What number of lines in the material contain the word "name"? Give that number alone.
>>>
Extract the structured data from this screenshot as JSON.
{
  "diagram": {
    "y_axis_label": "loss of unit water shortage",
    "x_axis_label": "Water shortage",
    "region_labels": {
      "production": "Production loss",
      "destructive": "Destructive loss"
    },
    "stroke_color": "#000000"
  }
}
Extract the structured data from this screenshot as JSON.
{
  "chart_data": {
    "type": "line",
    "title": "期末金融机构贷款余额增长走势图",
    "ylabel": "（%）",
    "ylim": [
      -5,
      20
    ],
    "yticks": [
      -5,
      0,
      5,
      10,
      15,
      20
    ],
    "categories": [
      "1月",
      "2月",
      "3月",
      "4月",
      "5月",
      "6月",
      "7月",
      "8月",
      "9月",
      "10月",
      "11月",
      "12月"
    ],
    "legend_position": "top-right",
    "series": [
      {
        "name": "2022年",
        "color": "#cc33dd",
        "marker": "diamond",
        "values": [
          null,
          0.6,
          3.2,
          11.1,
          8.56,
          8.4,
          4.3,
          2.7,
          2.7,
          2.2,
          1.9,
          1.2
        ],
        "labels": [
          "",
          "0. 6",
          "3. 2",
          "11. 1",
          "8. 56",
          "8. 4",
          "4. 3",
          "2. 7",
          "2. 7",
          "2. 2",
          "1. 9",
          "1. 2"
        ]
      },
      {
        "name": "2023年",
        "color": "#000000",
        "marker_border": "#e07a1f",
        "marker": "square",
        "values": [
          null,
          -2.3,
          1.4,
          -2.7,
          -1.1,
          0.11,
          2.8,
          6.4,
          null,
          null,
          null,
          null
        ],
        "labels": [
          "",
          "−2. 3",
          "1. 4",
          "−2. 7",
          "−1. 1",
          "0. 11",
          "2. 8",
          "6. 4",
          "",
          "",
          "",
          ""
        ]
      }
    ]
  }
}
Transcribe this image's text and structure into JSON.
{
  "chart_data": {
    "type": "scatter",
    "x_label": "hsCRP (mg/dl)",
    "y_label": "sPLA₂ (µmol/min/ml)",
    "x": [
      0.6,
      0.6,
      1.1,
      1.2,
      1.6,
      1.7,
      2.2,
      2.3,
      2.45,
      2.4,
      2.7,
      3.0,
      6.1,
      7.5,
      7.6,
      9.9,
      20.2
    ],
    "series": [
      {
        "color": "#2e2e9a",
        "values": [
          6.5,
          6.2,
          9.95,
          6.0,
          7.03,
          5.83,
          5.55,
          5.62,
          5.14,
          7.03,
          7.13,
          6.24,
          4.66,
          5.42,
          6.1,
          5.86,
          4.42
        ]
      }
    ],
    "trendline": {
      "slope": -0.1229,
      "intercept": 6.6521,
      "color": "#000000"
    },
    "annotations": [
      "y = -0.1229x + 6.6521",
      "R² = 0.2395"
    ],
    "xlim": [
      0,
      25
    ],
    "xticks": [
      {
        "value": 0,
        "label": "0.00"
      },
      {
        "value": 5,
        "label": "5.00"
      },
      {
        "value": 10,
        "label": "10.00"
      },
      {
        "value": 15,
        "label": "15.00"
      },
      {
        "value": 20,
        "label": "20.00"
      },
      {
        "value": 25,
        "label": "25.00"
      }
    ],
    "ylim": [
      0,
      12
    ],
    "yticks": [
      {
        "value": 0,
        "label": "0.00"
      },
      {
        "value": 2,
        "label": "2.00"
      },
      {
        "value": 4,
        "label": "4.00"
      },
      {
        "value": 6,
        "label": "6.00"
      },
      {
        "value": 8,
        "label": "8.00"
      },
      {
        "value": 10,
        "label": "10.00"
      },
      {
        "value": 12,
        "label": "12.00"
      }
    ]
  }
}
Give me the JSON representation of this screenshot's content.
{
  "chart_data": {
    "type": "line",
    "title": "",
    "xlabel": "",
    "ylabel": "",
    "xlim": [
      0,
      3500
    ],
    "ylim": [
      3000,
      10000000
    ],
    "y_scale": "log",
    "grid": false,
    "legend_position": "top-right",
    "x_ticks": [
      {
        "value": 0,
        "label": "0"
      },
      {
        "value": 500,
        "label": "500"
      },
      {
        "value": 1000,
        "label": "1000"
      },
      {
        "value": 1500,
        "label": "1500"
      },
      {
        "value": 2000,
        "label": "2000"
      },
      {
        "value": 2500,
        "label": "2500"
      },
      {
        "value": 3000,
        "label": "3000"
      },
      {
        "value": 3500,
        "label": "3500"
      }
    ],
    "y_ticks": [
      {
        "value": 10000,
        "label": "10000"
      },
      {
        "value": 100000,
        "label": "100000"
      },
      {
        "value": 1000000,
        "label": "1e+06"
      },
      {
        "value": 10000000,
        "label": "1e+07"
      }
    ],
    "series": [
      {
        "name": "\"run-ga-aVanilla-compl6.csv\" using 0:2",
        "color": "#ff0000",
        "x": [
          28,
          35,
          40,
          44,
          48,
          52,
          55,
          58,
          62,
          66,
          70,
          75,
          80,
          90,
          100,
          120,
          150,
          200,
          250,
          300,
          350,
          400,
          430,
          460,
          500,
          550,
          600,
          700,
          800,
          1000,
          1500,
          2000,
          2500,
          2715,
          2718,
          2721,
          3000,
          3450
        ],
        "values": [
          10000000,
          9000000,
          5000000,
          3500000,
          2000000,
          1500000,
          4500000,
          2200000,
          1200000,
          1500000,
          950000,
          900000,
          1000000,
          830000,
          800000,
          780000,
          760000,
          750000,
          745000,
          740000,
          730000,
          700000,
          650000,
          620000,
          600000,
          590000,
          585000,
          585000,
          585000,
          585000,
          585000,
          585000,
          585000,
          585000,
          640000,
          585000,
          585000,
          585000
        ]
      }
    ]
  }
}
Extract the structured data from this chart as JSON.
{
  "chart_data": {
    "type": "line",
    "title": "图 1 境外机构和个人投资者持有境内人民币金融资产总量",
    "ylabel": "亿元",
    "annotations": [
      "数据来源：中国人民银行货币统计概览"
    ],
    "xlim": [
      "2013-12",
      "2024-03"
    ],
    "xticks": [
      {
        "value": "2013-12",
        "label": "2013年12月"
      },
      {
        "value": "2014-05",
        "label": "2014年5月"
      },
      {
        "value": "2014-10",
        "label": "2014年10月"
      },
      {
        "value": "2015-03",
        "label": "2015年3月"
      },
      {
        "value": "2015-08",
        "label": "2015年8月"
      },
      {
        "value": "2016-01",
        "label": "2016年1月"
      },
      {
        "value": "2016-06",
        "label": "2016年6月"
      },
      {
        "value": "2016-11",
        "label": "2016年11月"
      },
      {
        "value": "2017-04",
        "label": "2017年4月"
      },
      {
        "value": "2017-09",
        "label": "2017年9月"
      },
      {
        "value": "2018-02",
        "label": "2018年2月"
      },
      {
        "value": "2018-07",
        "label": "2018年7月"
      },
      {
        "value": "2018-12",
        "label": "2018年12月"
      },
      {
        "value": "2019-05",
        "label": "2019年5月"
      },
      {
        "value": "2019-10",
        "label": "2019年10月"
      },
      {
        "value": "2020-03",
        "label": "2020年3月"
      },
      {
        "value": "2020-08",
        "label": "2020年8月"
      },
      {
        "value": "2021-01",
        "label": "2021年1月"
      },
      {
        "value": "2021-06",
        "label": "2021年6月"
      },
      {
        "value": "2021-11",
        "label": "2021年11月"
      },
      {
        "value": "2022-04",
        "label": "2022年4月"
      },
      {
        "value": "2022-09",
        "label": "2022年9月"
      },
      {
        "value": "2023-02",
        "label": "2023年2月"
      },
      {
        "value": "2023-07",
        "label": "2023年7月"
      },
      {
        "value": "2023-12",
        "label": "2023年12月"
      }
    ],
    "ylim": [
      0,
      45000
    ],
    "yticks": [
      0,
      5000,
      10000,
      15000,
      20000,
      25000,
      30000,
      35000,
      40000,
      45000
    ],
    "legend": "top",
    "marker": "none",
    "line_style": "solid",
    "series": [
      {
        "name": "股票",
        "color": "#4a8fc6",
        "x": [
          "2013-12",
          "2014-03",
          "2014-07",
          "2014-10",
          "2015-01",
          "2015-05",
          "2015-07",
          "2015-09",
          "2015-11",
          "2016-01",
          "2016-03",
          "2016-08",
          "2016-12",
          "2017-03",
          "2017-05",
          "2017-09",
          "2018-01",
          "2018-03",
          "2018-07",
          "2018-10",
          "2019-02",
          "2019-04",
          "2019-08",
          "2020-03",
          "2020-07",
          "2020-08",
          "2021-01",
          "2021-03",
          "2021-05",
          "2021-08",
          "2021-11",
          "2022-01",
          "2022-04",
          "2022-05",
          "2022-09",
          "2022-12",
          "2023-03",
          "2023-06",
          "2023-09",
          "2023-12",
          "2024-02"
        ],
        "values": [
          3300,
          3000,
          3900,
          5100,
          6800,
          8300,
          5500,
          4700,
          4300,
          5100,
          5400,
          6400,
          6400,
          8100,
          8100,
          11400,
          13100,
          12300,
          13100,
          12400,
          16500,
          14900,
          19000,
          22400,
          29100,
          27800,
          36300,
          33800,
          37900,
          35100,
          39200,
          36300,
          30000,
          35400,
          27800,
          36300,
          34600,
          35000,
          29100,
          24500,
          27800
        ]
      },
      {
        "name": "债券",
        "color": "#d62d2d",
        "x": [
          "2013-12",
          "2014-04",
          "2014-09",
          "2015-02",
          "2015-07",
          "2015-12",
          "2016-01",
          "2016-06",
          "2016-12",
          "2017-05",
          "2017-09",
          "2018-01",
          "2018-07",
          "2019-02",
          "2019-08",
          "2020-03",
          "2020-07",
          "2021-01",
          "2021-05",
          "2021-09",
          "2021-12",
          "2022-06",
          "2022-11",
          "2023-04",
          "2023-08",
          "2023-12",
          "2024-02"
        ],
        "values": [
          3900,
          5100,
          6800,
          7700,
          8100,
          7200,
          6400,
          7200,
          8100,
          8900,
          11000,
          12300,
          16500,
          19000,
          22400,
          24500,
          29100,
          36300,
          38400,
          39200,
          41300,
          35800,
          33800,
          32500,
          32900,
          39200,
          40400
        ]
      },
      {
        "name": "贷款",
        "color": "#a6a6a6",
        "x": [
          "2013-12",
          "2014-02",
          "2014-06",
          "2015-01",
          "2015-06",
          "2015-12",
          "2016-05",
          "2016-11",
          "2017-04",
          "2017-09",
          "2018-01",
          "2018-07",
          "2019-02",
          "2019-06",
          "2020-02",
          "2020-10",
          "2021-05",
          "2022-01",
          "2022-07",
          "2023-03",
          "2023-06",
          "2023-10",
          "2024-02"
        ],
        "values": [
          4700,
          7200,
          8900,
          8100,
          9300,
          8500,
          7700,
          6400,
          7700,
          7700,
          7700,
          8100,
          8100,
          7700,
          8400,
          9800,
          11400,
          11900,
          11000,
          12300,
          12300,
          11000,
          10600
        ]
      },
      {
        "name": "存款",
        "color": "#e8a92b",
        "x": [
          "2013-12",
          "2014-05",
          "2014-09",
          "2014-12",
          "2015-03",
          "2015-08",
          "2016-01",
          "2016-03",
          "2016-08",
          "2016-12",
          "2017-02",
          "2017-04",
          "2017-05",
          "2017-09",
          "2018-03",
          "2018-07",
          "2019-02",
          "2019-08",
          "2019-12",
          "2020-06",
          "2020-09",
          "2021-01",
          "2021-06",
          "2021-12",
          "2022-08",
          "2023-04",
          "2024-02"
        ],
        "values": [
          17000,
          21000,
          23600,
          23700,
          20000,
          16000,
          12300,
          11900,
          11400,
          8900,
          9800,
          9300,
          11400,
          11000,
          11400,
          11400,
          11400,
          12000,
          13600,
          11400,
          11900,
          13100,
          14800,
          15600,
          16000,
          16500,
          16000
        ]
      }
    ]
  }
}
<<<
(Reply) 7